(Dataset records)
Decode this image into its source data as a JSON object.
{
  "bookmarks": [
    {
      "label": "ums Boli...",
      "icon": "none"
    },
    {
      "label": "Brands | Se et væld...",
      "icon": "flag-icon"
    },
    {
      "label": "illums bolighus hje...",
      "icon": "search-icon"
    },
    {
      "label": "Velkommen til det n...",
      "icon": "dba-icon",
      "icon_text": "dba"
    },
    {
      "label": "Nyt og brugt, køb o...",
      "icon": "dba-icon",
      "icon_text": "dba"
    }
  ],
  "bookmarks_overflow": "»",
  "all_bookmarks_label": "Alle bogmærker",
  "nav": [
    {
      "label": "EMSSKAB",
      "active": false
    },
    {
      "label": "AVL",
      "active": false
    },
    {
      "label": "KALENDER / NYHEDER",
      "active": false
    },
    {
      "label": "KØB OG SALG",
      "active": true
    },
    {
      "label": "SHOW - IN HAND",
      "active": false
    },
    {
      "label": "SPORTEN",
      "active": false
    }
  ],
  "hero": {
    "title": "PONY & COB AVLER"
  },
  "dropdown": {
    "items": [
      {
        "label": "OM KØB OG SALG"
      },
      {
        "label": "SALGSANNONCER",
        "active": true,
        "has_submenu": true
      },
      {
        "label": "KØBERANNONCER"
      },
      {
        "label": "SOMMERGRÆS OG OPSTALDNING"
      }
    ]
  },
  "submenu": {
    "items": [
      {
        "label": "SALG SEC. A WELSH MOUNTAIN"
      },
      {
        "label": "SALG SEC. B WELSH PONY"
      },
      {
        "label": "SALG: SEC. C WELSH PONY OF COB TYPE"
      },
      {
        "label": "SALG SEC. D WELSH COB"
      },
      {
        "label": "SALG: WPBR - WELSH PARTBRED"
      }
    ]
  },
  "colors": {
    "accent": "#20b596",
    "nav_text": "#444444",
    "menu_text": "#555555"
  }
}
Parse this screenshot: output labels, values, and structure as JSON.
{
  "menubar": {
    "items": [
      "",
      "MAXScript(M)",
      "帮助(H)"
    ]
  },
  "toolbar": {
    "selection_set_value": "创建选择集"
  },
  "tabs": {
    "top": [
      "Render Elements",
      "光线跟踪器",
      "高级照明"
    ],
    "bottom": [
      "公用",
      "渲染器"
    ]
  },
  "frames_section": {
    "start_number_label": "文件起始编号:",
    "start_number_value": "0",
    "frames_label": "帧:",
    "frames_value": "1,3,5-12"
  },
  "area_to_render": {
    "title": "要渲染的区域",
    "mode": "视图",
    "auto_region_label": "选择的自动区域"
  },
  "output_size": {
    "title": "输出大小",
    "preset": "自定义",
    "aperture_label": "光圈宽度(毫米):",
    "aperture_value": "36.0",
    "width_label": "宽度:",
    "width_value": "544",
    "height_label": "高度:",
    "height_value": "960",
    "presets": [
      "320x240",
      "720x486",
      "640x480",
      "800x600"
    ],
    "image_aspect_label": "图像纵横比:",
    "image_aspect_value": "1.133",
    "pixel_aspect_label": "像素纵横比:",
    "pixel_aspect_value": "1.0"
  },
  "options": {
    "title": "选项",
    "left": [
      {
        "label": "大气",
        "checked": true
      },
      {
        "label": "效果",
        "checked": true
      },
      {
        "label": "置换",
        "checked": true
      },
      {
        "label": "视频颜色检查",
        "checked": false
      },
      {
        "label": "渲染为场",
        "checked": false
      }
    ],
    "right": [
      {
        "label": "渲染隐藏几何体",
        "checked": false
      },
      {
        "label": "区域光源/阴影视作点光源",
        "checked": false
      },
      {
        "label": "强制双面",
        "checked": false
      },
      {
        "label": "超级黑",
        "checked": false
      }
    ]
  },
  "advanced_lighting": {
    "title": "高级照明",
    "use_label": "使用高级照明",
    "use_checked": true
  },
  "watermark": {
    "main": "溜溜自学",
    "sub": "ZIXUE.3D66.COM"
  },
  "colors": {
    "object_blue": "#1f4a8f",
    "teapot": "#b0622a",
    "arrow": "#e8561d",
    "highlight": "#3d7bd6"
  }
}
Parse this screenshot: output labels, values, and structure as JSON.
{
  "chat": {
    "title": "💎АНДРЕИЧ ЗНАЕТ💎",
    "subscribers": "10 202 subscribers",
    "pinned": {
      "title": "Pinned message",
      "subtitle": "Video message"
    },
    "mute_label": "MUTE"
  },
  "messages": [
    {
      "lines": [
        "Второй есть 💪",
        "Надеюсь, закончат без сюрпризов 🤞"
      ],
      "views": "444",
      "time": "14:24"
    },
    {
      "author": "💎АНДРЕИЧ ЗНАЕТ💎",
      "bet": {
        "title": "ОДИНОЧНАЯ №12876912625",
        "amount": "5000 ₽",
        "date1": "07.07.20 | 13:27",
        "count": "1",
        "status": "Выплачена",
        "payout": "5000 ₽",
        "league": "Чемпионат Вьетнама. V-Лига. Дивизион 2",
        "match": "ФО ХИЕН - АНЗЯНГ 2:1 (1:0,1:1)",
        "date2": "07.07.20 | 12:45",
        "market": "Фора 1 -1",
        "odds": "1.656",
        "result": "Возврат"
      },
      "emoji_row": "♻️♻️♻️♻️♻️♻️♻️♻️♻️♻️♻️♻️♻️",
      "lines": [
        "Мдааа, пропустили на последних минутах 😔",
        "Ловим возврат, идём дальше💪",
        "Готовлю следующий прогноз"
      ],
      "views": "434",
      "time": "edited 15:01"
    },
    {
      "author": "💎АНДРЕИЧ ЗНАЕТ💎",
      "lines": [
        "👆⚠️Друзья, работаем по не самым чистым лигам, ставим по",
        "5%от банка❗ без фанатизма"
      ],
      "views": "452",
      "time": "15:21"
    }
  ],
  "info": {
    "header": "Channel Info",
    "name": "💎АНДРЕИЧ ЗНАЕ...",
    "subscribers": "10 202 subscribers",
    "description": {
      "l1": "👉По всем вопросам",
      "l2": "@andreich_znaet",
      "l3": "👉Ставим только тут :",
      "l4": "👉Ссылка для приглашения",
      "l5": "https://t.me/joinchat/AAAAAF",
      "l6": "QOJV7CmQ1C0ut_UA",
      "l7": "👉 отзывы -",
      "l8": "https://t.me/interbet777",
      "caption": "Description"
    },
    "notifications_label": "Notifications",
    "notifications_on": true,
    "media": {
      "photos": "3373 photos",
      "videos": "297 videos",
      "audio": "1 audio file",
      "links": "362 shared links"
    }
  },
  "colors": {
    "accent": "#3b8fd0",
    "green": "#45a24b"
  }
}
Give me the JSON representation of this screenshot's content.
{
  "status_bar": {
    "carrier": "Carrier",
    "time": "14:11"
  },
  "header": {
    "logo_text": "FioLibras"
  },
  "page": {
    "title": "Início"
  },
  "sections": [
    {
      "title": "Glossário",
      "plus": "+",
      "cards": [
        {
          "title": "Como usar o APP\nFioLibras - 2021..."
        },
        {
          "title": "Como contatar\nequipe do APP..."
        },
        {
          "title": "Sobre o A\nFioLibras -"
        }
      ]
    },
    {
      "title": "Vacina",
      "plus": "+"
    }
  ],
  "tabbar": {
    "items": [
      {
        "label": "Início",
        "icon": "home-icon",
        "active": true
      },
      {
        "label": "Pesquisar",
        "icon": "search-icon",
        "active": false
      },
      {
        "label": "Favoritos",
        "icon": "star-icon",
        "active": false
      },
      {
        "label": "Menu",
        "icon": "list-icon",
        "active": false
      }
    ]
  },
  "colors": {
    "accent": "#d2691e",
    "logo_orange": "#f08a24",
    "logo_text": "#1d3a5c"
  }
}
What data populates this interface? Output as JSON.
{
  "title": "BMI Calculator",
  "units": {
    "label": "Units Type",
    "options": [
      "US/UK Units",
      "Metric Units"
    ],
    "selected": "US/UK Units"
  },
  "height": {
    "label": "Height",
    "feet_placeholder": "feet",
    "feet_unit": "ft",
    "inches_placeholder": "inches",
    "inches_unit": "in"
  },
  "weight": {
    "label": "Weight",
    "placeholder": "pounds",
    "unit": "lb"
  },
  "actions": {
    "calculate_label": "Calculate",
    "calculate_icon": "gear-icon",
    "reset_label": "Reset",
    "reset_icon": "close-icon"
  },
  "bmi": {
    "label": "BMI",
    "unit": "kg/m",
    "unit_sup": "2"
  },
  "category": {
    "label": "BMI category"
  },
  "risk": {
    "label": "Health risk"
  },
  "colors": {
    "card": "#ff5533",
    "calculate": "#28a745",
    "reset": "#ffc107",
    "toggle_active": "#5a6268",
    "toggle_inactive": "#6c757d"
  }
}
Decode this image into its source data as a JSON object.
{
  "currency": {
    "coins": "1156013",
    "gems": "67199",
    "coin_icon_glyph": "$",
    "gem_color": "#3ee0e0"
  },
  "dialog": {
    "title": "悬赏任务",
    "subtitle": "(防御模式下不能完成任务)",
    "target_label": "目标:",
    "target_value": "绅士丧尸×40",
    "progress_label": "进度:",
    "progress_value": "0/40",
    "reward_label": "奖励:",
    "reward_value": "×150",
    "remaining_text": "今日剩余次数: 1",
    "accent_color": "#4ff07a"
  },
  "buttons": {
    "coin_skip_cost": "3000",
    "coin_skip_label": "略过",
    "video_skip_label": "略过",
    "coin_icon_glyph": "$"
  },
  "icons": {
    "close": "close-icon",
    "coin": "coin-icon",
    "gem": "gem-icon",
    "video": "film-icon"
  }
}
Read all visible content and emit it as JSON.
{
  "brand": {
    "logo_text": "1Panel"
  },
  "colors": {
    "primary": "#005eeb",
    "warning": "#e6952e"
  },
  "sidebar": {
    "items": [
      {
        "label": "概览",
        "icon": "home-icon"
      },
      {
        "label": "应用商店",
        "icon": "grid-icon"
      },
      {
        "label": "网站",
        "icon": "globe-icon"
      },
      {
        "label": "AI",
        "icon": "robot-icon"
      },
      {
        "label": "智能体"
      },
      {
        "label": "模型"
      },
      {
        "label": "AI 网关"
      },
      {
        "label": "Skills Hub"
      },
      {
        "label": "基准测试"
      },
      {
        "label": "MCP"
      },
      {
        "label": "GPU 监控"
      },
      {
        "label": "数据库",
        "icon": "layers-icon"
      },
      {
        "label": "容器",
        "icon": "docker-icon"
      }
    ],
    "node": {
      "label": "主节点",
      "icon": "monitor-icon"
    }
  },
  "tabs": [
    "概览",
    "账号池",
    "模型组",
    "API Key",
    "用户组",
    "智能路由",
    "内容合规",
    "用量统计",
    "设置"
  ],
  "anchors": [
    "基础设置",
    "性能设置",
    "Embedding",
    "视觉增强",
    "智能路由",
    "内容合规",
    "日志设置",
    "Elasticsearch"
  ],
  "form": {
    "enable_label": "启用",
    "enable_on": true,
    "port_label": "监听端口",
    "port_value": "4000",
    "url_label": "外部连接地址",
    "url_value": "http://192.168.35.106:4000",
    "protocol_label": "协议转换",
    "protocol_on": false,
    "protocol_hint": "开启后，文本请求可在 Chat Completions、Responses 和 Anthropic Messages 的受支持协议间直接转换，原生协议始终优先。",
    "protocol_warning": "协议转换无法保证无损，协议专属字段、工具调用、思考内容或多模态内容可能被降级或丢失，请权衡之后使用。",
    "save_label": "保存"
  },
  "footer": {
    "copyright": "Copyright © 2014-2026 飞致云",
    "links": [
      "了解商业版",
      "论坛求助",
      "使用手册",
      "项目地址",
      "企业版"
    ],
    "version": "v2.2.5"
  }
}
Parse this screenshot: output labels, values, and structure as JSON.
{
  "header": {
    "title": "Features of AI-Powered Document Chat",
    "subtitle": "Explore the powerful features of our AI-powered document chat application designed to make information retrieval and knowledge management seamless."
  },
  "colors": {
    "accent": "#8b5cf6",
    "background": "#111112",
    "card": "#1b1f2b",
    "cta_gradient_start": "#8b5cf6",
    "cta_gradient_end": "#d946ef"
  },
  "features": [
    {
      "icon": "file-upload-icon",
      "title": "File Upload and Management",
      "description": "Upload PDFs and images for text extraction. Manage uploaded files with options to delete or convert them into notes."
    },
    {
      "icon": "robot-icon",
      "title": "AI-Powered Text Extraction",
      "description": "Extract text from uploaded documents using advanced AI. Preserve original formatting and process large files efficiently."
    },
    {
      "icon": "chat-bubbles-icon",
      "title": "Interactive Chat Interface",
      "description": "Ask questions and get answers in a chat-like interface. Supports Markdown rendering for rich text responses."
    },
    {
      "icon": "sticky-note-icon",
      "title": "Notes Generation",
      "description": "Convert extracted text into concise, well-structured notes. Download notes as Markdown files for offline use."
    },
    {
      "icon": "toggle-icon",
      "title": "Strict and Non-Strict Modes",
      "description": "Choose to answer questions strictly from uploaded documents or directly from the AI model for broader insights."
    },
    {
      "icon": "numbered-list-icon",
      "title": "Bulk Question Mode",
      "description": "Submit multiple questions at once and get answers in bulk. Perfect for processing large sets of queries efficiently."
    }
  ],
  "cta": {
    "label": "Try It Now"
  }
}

### [Instruction]
Tally the lines of the listing in which the word "answers" occurs, and state the total alone.

### [Response to this exercise]
2